▶ [Given problem]: A faithful transcription of all the data is required.

(Records contained in a dataset)
= = =

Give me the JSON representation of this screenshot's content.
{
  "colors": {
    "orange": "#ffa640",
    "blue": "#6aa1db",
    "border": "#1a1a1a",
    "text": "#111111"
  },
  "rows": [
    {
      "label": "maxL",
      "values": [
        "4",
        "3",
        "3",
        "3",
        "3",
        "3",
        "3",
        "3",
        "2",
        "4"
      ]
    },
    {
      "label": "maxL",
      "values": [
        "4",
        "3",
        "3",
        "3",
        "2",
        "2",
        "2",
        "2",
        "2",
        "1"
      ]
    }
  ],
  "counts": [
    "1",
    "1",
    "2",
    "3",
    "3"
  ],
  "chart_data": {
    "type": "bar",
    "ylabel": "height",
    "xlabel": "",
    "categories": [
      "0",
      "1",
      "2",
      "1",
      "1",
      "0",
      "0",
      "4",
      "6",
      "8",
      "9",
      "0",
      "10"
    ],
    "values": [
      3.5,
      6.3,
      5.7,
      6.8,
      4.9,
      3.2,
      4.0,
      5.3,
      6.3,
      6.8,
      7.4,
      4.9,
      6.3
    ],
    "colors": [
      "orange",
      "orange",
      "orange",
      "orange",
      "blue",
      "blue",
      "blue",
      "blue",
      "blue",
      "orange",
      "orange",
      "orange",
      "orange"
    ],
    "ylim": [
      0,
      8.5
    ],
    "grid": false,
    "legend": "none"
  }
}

= = =

▶ [Exercise response]:
Give me the JSON representation of this screenshot's content.
{
  "colors": {
    "orange": "#ffa640",
    "blue": "#6aa1db",
    "border": "#1a1a1a",
    "text": "#111111"
  },
  "rows": [
    {
      "label": "maxL",
      "values": [
        "4",
        "3",
        "3",
        "3",
        "3",
        "3",
        "3",
        "3",
        "2",
        "4"
      ]
    },
    {
      "label": "maxL",
      "values": [
        "4",
        "3",
        "3",
        "3",
        "2",
        "2",
        "2",
        "2",
        "2",
        "1"
      ]
    }
  ],
  "counts": [
    "1",
    "1",
    "2",
    "3",
    "3"
  ],
  "chart_data": {
    "type": "bar",
    "ylabel": "height",
    "xlabel": "",
    "categories": [
      "0",
      "1",
      "2",
      "1",
      "1",
      "0",
      "0",
      "4",
      "6",
      "8",
      "9",
      "0",
      "10"
    ],
    "values": [
      3.5,
      6.3,
      5.7,
      6.8,
      4.9,
      3.2,
      4.0,
      5.3,
      6.3,
      6.8,
      7.4,
      4.9,
      6.3
    ],
    "colors": [
      "orange",
      "orange",
      "orange",
      "orange",
      "blue",
      "blue",
      "blue",
      "blue",
      "blue",
      "orange",
      "orange",
      "orange",
      "orange"
    ],
    "ylim": [
      0,
      8.5
    ],
    "grid": false,
    "legend": "none"
  }
}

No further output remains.